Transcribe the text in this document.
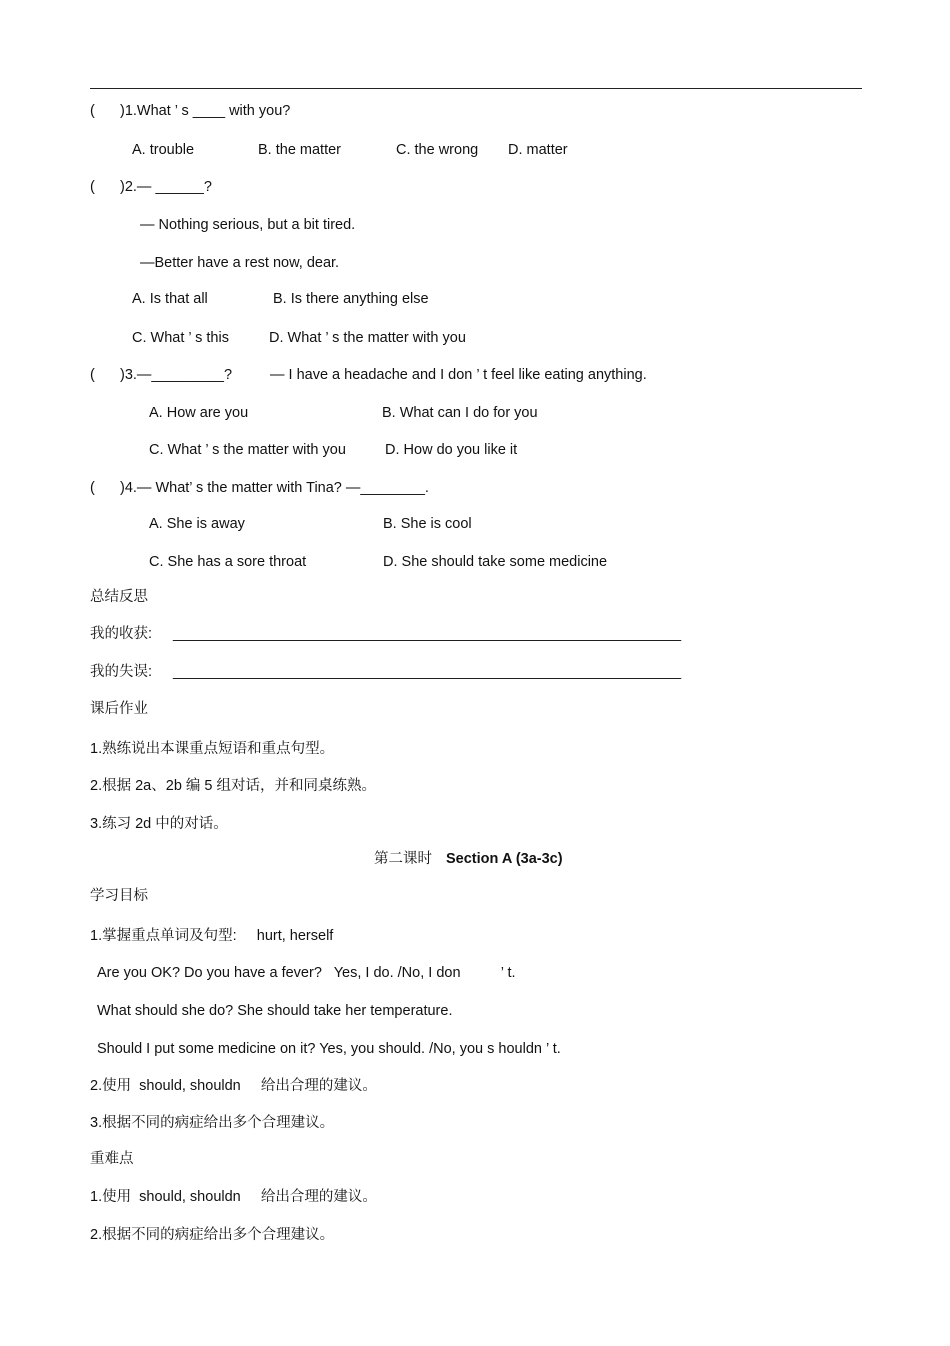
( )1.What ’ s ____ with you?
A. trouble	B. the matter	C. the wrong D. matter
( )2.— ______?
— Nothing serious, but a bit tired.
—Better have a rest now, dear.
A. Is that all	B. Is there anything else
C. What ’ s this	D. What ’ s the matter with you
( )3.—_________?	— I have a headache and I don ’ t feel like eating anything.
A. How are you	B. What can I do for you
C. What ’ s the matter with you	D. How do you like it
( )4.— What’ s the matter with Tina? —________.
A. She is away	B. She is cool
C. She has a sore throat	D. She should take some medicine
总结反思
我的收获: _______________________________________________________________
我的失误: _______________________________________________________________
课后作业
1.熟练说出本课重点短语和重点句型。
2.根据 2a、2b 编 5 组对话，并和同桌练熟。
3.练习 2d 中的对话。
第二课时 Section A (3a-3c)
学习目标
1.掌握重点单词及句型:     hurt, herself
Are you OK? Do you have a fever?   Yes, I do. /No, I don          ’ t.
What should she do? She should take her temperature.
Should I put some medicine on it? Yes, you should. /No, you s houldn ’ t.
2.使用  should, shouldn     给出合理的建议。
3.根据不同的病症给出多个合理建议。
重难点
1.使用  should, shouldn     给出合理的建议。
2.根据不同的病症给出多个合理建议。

::::

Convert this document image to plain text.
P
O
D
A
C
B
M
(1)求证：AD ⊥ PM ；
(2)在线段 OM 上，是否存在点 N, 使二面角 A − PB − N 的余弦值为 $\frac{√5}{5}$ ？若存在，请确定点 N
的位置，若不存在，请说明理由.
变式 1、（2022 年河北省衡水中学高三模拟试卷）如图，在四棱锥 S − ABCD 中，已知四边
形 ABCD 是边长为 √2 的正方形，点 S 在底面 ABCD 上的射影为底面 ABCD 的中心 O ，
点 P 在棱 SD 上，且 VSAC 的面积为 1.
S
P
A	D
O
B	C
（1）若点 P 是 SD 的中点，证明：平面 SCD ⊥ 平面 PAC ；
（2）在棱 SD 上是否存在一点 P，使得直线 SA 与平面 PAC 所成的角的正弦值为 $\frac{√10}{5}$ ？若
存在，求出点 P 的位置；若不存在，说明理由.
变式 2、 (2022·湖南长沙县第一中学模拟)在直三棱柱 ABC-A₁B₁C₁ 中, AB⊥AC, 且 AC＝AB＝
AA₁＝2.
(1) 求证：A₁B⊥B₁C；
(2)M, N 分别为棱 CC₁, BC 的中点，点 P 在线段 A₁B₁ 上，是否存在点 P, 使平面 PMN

::::

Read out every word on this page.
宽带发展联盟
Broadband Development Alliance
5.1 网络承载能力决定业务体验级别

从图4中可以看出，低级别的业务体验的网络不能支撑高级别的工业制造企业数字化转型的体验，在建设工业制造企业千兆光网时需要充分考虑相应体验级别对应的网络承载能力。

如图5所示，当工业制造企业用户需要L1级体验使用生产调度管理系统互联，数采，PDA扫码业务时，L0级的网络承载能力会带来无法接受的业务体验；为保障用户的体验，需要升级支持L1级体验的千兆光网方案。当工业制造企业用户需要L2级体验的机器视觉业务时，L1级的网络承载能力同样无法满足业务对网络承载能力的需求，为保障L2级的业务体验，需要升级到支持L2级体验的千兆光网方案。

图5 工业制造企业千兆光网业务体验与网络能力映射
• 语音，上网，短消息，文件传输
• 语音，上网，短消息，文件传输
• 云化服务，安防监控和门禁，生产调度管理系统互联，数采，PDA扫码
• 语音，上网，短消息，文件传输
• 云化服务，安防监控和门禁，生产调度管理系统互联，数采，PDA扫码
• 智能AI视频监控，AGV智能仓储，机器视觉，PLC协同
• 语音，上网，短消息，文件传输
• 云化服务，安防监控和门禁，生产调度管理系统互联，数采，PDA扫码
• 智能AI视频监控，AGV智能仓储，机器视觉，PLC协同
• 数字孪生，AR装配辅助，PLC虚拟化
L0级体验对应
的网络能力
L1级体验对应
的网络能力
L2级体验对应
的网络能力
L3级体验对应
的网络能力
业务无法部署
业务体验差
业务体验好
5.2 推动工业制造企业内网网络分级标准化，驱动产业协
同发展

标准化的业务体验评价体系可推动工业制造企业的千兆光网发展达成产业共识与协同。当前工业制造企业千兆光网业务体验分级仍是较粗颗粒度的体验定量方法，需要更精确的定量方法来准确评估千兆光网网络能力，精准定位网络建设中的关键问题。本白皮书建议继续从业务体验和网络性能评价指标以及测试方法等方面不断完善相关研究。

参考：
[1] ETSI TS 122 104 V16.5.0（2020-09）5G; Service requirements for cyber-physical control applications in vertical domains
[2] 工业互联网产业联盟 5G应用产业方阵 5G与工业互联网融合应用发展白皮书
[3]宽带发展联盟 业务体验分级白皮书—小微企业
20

::::

• [BRIEF]: Gather from the entries above all lines that include the string "text".

• [COMPLETED TASK]:
Transcribe the text in this document.
Convert this document image to plain text.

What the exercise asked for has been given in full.